┌──
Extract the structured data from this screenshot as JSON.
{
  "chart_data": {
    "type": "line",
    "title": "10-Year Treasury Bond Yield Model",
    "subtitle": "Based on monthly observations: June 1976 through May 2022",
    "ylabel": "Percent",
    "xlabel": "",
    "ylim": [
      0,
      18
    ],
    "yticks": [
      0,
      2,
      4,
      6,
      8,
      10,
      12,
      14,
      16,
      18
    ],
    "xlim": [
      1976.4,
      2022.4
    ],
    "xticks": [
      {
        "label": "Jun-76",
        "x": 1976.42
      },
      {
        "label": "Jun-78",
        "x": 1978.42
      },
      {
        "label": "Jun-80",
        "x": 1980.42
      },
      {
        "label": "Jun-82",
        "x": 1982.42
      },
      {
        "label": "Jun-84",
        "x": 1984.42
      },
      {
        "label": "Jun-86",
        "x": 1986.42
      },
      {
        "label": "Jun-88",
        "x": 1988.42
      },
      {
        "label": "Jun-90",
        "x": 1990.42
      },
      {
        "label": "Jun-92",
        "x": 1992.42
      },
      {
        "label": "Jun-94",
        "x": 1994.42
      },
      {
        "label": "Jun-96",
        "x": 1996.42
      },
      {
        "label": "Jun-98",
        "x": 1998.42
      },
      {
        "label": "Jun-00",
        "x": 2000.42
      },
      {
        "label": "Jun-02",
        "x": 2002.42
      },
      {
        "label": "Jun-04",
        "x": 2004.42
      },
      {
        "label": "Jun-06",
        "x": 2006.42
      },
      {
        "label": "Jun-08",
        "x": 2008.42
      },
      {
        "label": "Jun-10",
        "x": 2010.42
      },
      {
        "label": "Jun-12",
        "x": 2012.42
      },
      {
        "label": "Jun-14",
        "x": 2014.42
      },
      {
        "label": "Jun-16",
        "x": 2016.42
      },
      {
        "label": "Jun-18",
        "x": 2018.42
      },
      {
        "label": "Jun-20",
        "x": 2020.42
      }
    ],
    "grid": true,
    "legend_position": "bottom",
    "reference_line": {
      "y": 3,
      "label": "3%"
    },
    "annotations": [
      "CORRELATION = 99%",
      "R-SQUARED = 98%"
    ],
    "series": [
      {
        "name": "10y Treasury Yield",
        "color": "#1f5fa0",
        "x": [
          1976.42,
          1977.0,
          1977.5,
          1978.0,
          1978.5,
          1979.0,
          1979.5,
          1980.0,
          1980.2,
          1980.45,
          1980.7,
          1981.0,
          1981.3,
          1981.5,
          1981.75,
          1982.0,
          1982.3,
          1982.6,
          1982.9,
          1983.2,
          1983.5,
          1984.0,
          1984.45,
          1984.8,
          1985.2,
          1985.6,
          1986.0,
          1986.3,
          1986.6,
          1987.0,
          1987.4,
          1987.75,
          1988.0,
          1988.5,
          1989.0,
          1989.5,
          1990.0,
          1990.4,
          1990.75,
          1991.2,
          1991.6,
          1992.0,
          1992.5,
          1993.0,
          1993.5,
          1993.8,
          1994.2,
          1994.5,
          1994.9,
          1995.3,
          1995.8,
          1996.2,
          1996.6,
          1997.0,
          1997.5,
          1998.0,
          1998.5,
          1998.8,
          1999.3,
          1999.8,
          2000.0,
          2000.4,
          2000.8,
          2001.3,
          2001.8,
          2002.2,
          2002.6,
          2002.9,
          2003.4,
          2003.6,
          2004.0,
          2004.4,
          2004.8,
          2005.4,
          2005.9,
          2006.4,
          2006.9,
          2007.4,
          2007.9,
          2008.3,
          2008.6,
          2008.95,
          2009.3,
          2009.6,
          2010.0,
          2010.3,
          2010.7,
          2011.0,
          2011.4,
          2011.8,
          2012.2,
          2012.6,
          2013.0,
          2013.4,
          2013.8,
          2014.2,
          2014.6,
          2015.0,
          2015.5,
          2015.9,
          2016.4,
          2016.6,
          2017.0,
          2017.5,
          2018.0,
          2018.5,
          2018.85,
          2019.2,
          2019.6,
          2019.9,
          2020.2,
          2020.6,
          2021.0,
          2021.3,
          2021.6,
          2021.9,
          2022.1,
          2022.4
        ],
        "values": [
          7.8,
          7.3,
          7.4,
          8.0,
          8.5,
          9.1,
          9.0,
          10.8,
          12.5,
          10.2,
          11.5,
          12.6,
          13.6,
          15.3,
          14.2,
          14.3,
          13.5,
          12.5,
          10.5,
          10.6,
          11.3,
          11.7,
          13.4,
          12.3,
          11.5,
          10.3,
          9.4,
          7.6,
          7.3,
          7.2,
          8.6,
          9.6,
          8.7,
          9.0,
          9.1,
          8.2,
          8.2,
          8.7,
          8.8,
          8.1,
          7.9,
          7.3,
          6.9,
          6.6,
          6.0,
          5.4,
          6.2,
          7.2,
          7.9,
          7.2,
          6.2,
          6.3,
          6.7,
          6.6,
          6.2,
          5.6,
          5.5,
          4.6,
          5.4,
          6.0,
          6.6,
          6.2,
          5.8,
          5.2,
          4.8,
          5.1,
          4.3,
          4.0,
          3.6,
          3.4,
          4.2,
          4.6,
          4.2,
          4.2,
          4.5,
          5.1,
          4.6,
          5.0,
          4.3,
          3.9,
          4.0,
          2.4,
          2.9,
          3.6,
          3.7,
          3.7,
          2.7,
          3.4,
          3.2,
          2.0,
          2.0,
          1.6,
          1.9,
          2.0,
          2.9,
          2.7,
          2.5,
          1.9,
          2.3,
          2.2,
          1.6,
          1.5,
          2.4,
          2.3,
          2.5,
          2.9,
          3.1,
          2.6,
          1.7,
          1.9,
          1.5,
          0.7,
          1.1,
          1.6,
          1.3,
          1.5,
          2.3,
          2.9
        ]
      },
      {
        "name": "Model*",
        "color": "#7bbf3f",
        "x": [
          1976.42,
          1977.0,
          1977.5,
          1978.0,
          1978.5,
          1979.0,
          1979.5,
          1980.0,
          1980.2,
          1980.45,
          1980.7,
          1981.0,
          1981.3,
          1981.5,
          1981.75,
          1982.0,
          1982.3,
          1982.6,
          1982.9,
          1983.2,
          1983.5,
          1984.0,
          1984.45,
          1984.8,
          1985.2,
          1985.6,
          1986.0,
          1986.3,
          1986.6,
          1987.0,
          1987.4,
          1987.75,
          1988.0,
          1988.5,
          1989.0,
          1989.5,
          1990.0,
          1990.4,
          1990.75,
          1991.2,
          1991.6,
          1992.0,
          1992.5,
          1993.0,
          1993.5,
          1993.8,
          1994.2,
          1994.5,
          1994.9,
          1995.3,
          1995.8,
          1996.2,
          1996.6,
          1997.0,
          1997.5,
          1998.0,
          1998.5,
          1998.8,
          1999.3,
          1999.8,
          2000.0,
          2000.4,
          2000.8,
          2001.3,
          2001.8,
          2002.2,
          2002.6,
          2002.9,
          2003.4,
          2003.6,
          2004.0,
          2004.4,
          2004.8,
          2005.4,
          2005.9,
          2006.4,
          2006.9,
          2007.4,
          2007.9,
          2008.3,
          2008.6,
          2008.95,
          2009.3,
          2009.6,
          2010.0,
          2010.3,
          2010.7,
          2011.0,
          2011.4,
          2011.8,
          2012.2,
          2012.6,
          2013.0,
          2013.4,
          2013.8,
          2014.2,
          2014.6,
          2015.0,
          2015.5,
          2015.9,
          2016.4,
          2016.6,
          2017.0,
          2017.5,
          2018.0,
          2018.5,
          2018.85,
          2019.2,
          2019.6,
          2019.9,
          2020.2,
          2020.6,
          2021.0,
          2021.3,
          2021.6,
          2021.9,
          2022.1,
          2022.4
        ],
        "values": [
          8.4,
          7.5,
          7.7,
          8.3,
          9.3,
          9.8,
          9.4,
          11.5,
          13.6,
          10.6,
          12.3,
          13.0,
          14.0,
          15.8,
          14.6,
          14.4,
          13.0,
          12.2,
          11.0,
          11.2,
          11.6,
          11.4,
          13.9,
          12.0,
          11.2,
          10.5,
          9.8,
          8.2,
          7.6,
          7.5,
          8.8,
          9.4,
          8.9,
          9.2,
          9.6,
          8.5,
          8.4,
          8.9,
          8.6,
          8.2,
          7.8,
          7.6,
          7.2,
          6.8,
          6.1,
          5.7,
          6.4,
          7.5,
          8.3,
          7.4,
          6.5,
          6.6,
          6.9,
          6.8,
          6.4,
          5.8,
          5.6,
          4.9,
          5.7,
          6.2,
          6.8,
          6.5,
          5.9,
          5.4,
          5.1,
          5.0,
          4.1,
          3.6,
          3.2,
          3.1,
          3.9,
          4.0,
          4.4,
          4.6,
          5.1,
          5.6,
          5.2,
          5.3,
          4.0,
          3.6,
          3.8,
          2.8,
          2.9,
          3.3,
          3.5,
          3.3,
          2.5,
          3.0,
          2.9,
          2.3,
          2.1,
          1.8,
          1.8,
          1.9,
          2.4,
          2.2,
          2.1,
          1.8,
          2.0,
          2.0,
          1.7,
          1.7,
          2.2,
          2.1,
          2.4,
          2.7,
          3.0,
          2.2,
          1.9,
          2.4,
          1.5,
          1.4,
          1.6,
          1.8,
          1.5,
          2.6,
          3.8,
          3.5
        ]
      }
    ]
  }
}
└──
What is expected: Give only the number of lines in the listing above that include the string "Treasury".

Output of the task: 2